[Lines of data]
[Start]
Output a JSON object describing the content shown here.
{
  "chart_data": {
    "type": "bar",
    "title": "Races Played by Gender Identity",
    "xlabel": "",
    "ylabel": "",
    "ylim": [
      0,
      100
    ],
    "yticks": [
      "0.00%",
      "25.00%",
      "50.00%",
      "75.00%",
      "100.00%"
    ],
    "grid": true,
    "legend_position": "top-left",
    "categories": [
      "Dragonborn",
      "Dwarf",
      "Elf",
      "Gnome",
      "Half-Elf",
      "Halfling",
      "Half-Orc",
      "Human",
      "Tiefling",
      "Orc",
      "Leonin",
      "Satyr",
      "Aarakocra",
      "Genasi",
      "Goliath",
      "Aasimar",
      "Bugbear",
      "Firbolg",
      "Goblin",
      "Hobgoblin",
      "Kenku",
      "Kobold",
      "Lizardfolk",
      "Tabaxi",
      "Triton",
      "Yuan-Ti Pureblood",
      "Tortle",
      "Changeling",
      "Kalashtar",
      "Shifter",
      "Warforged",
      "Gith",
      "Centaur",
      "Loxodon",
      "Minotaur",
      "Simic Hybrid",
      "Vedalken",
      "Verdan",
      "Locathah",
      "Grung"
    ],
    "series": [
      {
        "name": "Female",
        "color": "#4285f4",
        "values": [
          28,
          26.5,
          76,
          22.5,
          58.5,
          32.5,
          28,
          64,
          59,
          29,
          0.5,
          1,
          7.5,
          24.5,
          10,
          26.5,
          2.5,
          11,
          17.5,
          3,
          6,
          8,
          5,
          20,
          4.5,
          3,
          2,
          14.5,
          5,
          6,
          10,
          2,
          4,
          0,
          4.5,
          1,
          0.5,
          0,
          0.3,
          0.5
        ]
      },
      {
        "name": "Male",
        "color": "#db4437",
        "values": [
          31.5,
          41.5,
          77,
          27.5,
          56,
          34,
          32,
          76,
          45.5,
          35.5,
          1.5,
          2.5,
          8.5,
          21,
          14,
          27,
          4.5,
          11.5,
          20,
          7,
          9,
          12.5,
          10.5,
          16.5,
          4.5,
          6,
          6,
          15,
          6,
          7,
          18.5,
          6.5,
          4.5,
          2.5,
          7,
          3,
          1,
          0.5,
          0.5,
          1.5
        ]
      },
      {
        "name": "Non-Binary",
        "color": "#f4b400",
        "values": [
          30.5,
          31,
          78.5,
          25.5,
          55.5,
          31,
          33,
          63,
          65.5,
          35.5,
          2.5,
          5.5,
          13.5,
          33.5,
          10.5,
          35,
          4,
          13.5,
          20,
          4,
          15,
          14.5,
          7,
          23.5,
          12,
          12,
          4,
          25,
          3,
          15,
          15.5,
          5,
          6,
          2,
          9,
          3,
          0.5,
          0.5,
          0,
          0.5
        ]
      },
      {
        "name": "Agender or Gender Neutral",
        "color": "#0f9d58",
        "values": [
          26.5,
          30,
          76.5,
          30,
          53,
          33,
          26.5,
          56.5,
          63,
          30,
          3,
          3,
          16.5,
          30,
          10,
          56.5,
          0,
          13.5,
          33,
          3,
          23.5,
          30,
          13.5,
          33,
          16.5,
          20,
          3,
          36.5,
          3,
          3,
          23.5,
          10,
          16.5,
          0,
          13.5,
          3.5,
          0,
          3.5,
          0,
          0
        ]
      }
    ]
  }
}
[End]
### Written exercise:
Look above for lines with the word "color" and copy them all.

### Full output:
        "color": "#4285f4",
        "color": "#db4437",
        "color": "#f4b400",
        "color": "#0f9d58",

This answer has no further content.